Extracted data entries
════
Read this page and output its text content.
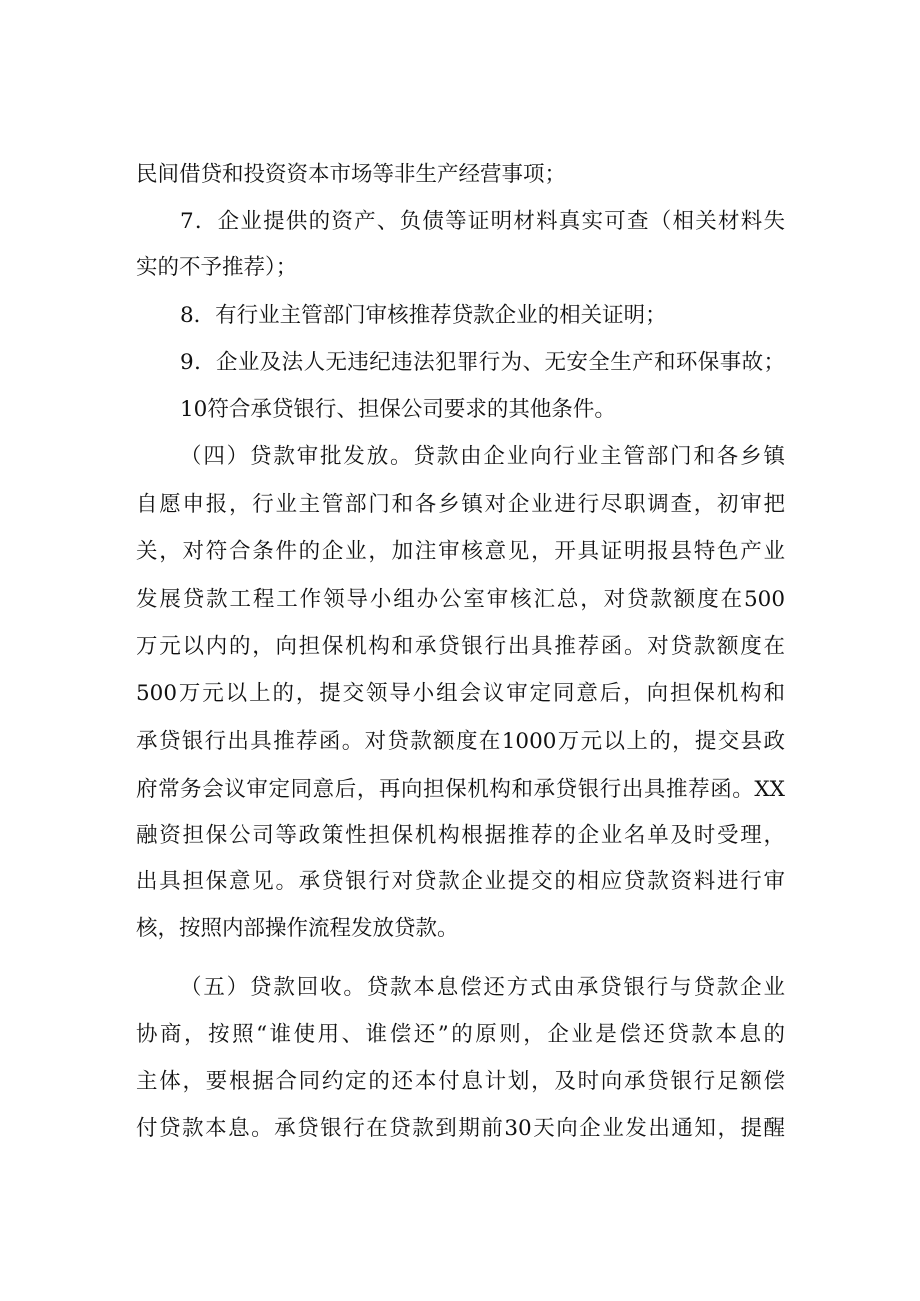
民间借贷和投资资本市场等非生产经营事项；
7．企业提供的资产、负债等证明材料真实可查（相关材料失
实的不予推荐）；
8．有行业主管部门审核推荐贷款企业的相关证明；
9．企业及法人无违纪违法犯罪行为、无安全生产和环保事故；
10符合承贷银行、担保公司要求的其他条件。
（四）贷款审批发放。贷款由企业向行业主管部门和各乡镇
自愿申报，行业主管部门和各乡镇对企业进行尽职调查，初审把
关，对符合条件的企业，加注审核意见，开具证明报县特色产业
发展贷款工程工作领导小组办公室审核汇总，对贷款额度在500
万元以内的，向担保机构和承贷银行出具推荐函。对贷款额度在
500万元以上的，提交领导小组会议审定同意后，向担保机构和
承贷银行出具推荐函。对贷款额度在1000万元以上的，提交县政
府常务会议审定同意后，再向担保机构和承贷银行出具推荐函。XX
融资担保公司等政策性担保机构根据推荐的企业名单及时受理，
出具担保意见。承贷银行对贷款企业提交的相应贷款资料进行审
核，按照内部操作流程发放贷款。
（五）贷款回收。贷款本息偿还方式由承贷银行与贷款企业
协商，按照“谁使用、谁偿还”的原则，企业是偿还贷款本息的
主体，要根据合同约定的还本付息计划，及时向承贷银行足额偿
付贷款本息。承贷银行在贷款到期前30天向企业发出通知，提醒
════
Transcribe each entry above exactly, apart from the pictures.

Solution to this task:
Read this page and output its text content.
民间借贷和投资资本市场等非生产经营事项；
7．企业提供的资产、负债等证明材料真实可查（相关材料失
实的不予推荐）；
8．有行业主管部门审核推荐贷款企业的相关证明；
9．企业及法人无违纪违法犯罪行为、无安全生产和环保事故；
10符合承贷银行、担保公司要求的其他条件。
（四）贷款审批发放。贷款由企业向行业主管部门和各乡镇
自愿申报，行业主管部门和各乡镇对企业进行尽职调查，初审把
关，对符合条件的企业，加注审核意见，开具证明报县特色产业
发展贷款工程工作领导小组办公室审核汇总，对贷款额度在500
万元以内的，向担保机构和承贷银行出具推荐函。对贷款额度在
500万元以上的，提交领导小组会议审定同意后，向担保机构和
承贷银行出具推荐函。对贷款额度在1000万元以上的，提交县政
府常务会议审定同意后，再向担保机构和承贷银行出具推荐函。XX
融资担保公司等政策性担保机构根据推荐的企业名单及时受理，
出具担保意见。承贷银行对贷款企业提交的相应贷款资料进行审
核，按照内部操作流程发放贷款。
（五）贷款回收。贷款本息偿还方式由承贷银行与贷款企业
协商，按照“谁使用、谁偿还”的原则，企业是偿还贷款本息的
主体，要根据合同约定的还本付息计划，及时向承贷银行足额偿
付贷款本息。承贷银行在贷款到期前30天向企业发出通知，提醒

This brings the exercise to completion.